_Entries taken from a collection_
※
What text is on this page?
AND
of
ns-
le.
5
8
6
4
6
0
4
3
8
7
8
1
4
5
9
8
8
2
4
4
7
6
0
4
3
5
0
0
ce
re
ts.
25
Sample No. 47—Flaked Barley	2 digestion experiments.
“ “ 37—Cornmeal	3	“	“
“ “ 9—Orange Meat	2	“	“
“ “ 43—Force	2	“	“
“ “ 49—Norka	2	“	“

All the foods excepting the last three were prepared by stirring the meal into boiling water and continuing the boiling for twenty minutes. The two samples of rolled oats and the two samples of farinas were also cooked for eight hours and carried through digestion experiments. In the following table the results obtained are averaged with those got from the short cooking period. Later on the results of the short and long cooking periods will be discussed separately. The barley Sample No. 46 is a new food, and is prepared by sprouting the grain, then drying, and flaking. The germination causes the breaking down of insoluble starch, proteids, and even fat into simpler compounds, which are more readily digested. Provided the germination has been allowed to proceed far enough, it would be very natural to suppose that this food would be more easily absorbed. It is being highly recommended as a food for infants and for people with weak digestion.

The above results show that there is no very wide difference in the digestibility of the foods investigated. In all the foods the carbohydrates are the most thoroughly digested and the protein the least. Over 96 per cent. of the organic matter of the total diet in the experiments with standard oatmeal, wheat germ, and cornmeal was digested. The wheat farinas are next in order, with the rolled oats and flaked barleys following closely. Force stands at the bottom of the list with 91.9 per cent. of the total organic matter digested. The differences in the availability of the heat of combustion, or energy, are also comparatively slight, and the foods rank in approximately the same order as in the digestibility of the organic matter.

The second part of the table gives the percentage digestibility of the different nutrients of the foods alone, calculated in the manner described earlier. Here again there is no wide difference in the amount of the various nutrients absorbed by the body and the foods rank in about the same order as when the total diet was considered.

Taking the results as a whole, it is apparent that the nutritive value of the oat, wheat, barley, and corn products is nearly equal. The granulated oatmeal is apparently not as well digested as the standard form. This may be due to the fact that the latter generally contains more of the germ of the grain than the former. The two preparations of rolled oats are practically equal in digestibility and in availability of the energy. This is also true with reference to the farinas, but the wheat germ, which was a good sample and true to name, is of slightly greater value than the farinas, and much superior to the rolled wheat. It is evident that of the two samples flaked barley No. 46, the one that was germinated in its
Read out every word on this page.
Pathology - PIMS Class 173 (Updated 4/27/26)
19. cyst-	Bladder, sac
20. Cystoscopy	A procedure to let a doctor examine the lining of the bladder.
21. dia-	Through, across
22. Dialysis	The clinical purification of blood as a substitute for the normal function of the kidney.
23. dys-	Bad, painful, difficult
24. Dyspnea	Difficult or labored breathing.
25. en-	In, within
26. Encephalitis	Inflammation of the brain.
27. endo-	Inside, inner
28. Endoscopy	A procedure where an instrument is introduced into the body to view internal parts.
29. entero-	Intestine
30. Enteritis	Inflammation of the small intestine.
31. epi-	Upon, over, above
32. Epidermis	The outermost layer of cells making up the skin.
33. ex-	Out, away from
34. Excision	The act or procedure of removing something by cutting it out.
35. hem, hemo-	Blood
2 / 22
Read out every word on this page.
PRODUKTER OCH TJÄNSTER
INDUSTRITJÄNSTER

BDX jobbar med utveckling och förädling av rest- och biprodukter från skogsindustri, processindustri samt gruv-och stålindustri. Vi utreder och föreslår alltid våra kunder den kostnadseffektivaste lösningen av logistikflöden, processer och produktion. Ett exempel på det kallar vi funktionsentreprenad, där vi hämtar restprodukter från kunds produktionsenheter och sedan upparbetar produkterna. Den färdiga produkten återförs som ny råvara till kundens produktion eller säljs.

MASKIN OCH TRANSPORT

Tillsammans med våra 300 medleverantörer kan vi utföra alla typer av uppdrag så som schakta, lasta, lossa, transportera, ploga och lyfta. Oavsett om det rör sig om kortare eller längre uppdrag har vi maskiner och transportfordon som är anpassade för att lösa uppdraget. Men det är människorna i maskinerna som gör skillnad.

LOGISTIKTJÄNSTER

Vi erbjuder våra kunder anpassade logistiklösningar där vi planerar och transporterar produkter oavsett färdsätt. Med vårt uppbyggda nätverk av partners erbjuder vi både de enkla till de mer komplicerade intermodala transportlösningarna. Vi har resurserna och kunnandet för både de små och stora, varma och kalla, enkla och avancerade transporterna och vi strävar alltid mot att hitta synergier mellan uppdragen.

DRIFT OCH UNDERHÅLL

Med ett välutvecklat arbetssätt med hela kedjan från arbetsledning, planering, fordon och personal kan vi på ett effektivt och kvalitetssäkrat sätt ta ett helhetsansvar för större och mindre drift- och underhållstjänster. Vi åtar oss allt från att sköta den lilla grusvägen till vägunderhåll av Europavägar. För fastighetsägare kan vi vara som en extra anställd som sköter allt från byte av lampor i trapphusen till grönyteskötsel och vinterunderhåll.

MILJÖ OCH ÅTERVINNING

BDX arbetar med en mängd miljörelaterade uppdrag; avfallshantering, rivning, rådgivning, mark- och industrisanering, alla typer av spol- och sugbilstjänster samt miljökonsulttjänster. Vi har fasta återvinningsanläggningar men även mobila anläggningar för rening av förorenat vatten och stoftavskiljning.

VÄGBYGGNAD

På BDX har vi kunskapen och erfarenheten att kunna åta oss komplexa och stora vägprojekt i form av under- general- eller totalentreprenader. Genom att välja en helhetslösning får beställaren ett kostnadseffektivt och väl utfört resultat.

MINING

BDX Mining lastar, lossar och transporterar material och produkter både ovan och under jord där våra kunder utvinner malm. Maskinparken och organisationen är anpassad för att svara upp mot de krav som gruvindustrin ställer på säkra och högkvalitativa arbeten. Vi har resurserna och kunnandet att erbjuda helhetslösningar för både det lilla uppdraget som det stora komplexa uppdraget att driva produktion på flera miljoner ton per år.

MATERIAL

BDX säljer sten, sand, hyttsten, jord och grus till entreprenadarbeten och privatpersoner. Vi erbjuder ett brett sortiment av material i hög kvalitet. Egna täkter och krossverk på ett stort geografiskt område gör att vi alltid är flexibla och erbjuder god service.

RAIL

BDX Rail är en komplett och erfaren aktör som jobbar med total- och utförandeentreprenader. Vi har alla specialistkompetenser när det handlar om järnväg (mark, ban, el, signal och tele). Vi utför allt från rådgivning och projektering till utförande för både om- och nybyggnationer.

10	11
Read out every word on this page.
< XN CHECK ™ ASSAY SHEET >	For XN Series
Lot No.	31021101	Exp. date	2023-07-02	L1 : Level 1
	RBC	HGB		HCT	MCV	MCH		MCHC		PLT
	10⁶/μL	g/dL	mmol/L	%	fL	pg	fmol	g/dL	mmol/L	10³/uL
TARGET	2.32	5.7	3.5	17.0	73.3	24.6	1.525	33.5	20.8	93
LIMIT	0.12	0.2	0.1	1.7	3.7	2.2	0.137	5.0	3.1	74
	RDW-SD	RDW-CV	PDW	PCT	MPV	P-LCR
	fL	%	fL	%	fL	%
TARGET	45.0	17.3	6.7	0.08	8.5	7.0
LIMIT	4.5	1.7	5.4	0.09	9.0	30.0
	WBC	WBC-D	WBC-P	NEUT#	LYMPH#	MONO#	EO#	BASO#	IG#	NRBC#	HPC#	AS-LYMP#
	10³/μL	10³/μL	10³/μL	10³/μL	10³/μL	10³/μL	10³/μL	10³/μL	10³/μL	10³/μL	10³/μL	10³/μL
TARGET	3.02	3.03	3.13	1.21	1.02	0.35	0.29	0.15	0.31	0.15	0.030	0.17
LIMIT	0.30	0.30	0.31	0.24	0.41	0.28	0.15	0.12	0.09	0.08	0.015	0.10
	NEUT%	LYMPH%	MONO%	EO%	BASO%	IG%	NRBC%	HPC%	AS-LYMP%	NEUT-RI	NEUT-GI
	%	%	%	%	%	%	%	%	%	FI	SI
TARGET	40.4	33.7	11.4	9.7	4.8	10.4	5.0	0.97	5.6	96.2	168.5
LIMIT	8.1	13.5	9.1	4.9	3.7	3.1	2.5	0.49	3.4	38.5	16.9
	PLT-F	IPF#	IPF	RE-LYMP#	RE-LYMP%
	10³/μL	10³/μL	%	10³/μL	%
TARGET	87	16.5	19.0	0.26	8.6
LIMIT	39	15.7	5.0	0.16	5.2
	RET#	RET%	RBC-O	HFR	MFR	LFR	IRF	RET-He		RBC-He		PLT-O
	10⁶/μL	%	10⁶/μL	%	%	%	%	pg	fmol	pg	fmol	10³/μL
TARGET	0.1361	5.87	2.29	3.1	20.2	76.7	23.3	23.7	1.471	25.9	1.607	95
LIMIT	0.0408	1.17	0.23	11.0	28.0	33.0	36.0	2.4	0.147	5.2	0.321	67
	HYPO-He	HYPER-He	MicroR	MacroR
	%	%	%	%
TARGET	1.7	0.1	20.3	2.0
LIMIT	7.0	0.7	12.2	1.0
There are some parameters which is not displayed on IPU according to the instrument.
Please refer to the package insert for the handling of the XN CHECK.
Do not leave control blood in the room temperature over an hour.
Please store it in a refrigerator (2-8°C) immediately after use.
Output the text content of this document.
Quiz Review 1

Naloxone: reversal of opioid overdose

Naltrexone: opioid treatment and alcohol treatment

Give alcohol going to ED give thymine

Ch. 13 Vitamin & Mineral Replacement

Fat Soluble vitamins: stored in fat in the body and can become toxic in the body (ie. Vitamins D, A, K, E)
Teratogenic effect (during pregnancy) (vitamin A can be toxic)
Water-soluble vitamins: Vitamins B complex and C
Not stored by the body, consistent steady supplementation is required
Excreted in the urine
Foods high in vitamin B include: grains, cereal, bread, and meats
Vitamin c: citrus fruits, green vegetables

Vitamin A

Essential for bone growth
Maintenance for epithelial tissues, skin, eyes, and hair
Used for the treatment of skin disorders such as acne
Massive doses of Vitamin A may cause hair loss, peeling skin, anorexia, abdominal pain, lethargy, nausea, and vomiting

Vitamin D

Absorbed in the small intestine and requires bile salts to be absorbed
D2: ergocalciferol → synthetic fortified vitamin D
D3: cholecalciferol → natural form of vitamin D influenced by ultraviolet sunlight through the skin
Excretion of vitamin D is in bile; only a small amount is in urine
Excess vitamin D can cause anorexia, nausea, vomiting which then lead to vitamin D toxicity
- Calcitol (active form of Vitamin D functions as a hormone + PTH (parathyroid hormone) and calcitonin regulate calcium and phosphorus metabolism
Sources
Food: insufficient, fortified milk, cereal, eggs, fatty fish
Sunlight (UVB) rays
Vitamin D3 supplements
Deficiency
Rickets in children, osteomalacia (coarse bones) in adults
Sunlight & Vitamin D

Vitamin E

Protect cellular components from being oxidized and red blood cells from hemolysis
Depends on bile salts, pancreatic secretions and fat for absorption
※
Within the entries above, find every line where the string "transporterar" occurs, and copy it.

_RESPONSE_
Vi erbjuder våra kunder anpassade logistiklösningar där vi planerar och transporterar produkter oavsett färdsätt. Med vårt uppbyggda nätverk av partners erbjuder vi både de enkla till de mer komplicerade intermodala transportlösningarna. Vi har resurserna och kunnandet för både de små och stora, varma och kalla, enkla och avancerade transporterna och vi strävar alltid mot att hitta synergier mellan uppdragen.
BDX Mining lastar, lossar och transporterar material och produkter både ovan och under jord där våra kunder utvinner malm. Maskinparken och organisationen är anpassad för att svara upp mot de krav som gruvindustrin ställer på säkra och högkvalitativa arbeten. Vi har resurserna och kunnandet att erbjuda helhetslösningar för både det lilla uppdraget som det stora komplexa uppdraget att driva produktion på flera miljoner ton per år.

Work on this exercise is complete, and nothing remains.